DATASET RECORDS
------------------------------------------------
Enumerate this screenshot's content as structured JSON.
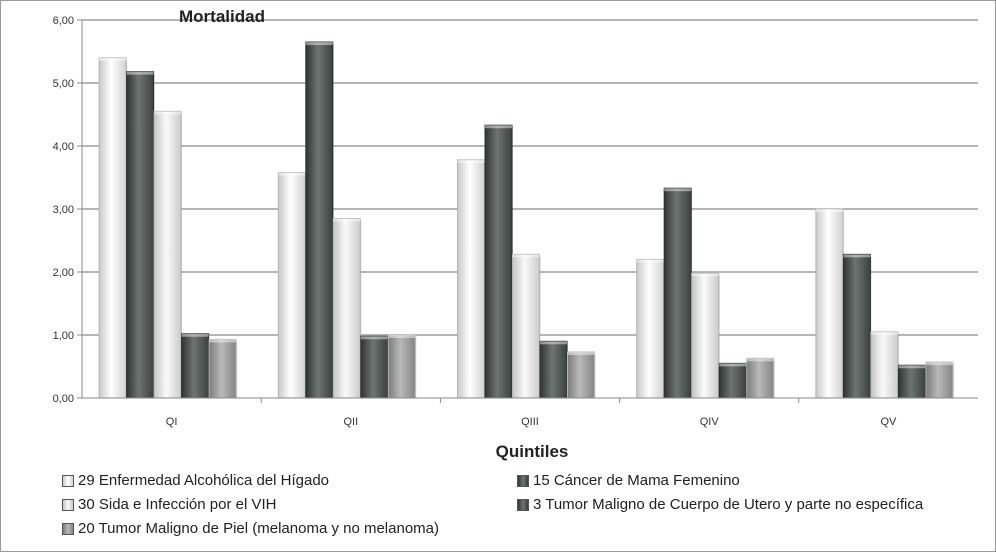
{
  "chart_data": {
    "type": "bar",
    "title": "Mortalidad",
    "xlabel": "Quintiles",
    "ylabel": "",
    "ylim": [
      0,
      6
    ],
    "yticks": [
      "0,00",
      "1,00",
      "2,00",
      "3,00",
      "4,00",
      "5,00",
      "6,00"
    ],
    "grid": true,
    "legend_position": "bottom",
    "categories": [
      "QI",
      "QII",
      "QIII",
      "QIV",
      "QV"
    ],
    "series": [
      {
        "name": "29 Enfermedad Alcohólica del Hígado",
        "color": "#e6e6e6",
        "values": [
          5.4,
          3.58,
          3.78,
          2.2,
          3.0
        ]
      },
      {
        "name": "15 Cáncer de Mama Femenino",
        "color": "#4a524f",
        "values": [
          5.18,
          5.65,
          4.33,
          3.33,
          2.28
        ]
      },
      {
        "name": "30 Sida e Infección por el VIH",
        "color": "#e0e0e0",
        "values": [
          4.55,
          2.85,
          2.28,
          1.98,
          1.05
        ]
      },
      {
        "name": "3 Tumor Maligno de Cuerpo de Utero y parte no específica",
        "color": "#4a524f",
        "values": [
          1.02,
          0.98,
          0.9,
          0.55,
          0.52
        ]
      },
      {
        "name": "20 Tumor Maligno de Piel (melanoma y no melanoma)",
        "color": "#9a9a9a",
        "values": [
          0.93,
          1.0,
          0.73,
          0.63,
          0.57
        ]
      }
    ]
  }
}
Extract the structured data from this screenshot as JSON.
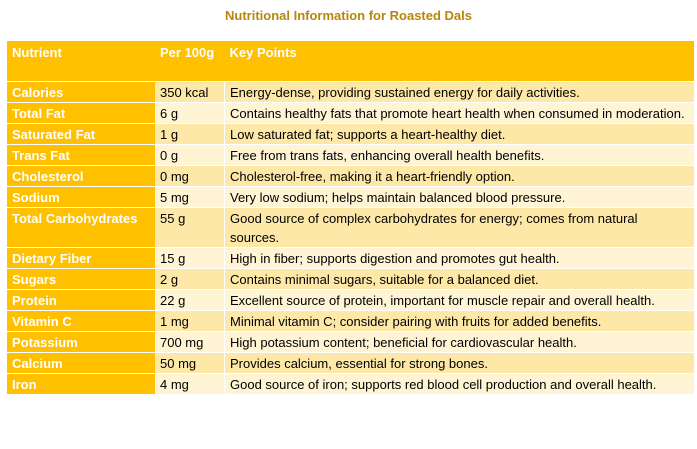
{
  "title": "Nutritional Information for Roasted Dals",
  "headers": [
    "Nutrient",
    "Per 100g",
    "Key Points"
  ],
  "rows": [
    {
      "nutrient": "Calories",
      "per100g": "350 kcal",
      "key": "Energy-dense, providing sustained energy for daily activities."
    },
    {
      "nutrient": "Total Fat",
      "per100g": "6 g",
      "key": "Contains healthy fats that promote heart health when consumed in moderation."
    },
    {
      "nutrient": "Saturated Fat",
      "per100g": "1 g",
      "key": "Low saturated fat; supports a heart-healthy diet."
    },
    {
      "nutrient": "Trans Fat",
      "per100g": "0 g",
      "key": "Free from trans fats, enhancing overall health benefits."
    },
    {
      "nutrient": "Cholesterol",
      "per100g": "0 mg",
      "key": "Cholesterol-free, making it a heart-friendly option."
    },
    {
      "nutrient": "Sodium",
      "per100g": "5 mg",
      "key": "Very low sodium; helps maintain balanced blood pressure."
    },
    {
      "nutrient": "Total Carbohydrates",
      "per100g": "55 g",
      "key": "Good source of complex carbohydrates for energy; comes from natural sources."
    },
    {
      "nutrient": "Dietary Fiber",
      "per100g": "15 g",
      "key": "High in fiber; supports digestion and promotes gut health."
    },
    {
      "nutrient": "Sugars",
      "per100g": "2 g",
      "key": "Contains minimal sugars, suitable for a balanced diet."
    },
    {
      "nutrient": "Protein",
      "per100g": "22 g",
      "key": "Excellent source of protein, important for muscle repair and overall health."
    },
    {
      "nutrient": "Vitamin C",
      "per100g": "1 mg",
      "key": "Minimal vitamin C; consider pairing with fruits for added benefits."
    },
    {
      "nutrient": "Potassium",
      "per100g": "700 mg",
      "key": "High potassium content; beneficial for cardiovascular health."
    },
    {
      "nutrient": "Calcium",
      "per100g": "50 mg",
      "key": "Provides calcium, essential for strong bones."
    },
    {
      "nutrient": "Iron",
      "per100g": "4 mg",
      "key": "Good source of iron; supports red blood cell production and overall health."
    }
  ],
  "colors": {
    "title": "#b8860b",
    "header_bg": "#ffc000",
    "row_odd": "#fde8a8",
    "row_even": "#fff4d3"
  }
}
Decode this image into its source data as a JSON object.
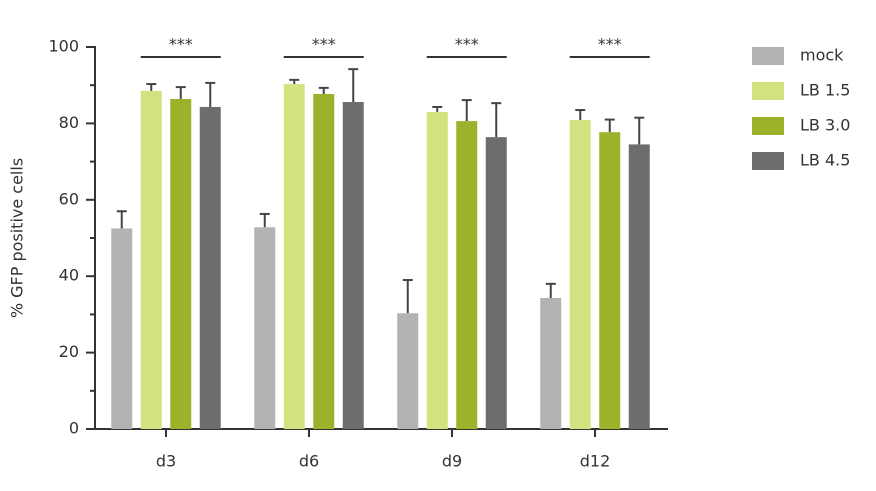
------------------------------------------------
TRY IT
Every record above should be written out again exactly; the pictures stay out of the copy.

OUTPUT BELOW
Enumerate this screenshot's content as structured JSON.
{
  "chart_data": {
    "type": "bar",
    "title": "Mortalidad",
    "xlabel": "Quintiles",
    "ylabel": "",
    "ylim": [
      0,
      6
    ],
    "yticks": [
      "0,00",
      "1,00",
      "2,00",
      "3,00",
      "4,00",
      "5,00",
      "6,00"
    ],
    "grid": true,
    "legend_position": "bottom",
    "categories": [
      "QI",
      "QII",
      "QIII",
      "QIV",
      "QV"
    ],
    "series": [
      {
        "name": "29 Enfermedad Alcohólica del Hígado",
        "color": "#e6e6e6",
        "values": [
          5.4,
          3.58,
          3.78,
          2.2,
          3.0
        ]
      },
      {
        "name": "15 Cáncer de Mama Femenino",
        "color": "#4a524f",
        "values": [
          5.18,
          5.65,
          4.33,
          3.33,
          2.28
        ]
      },
      {
        "name": "30 Sida e Infección por el VIH",
        "color": "#e0e0e0",
        "values": [
          4.55,
          2.85,
          2.28,
          1.98,
          1.05
        ]
      },
      {
        "name": "3 Tumor Maligno de Cuerpo de Utero y parte no específica",
        "color": "#4a524f",
        "values": [
          1.02,
          0.98,
          0.9,
          0.55,
          0.52
        ]
      },
      {
        "name": "20 Tumor Maligno de Piel (melanoma y no melanoma)",
        "color": "#9a9a9a",
        "values": [
          0.93,
          1.0,
          0.73,
          0.63,
          0.57
        ]
      }
    ]
  }
}
Extract the structured data from this screenshot as JSON.
{
  "title": "Nutritional Information for Roasted Dals",
  "headers": [
    "Nutrient",
    "Per 100g",
    "Key Points"
  ],
  "rows": [
    {
      "nutrient": "Calories",
      "per100g": "350 kcal",
      "key": "Energy-dense, providing sustained energy for daily activities."
    },
    {
      "nutrient": "Total Fat",
      "per100g": "6 g",
      "key": "Contains healthy fats that promote heart health when consumed in moderation."
    },
    {
      "nutrient": "Saturated Fat",
      "per100g": "1 g",
      "key": "Low saturated fat; supports a heart-healthy diet."
    },
    {
      "nutrient": "Trans Fat",
      "per100g": "0 g",
      "key": "Free from trans fats, enhancing overall health benefits."
    },
    {
      "nutrient": "Cholesterol",
      "per100g": "0 mg",
      "key": "Cholesterol-free, making it a heart-friendly option."
    },
    {
      "nutrient": "Sodium",
      "per100g": "5 mg",
      "key": "Very low sodium; helps maintain balanced blood pressure."
    },
    {
      "nutrient": "Total Carbohydrates",
      "per100g": "55 g",
      "key": "Good source of complex carbohydrates for energy; comes from natural sources."
    },
    {
      "nutrient": "Dietary Fiber",
      "per100g": "15 g",
      "key": "High in fiber; supports digestion and promotes gut health."
    },
    {
      "nutrient": "Sugars",
      "per100g": "2 g",
      "key": "Contains minimal sugars, suitable for a balanced diet."
    },
    {
      "nutrient": "Protein",
      "per100g": "22 g",
      "key": "Excellent source of protein, important for muscle repair and overall health."
    },
    {
      "nutrient": "Vitamin C",
      "per100g": "1 mg",
      "key": "Minimal vitamin C; consider pairing with fruits for added benefits."
    },
    {
      "nutrient": "Potassium",
      "per100g": "700 mg",
      "key": "High potassium content; beneficial for cardiovascular health."
    },
    {
      "nutrient": "Calcium",
      "per100g": "50 mg",
      "key": "Provides calcium, essential for strong bones."
    },
    {
      "nutrient": "Iron",
      "per100g": "4 mg",
      "key": "Good source of iron; supports red blood cell production and overall health."
    }
  ],
  "colors": {
    "title": "#b8860b",
    "header_bg": "#ffc000",
    "row_odd": "#fde8a8",
    "row_even": "#fff4d3"
  }
}
Decode this image into its source data as a JSON object.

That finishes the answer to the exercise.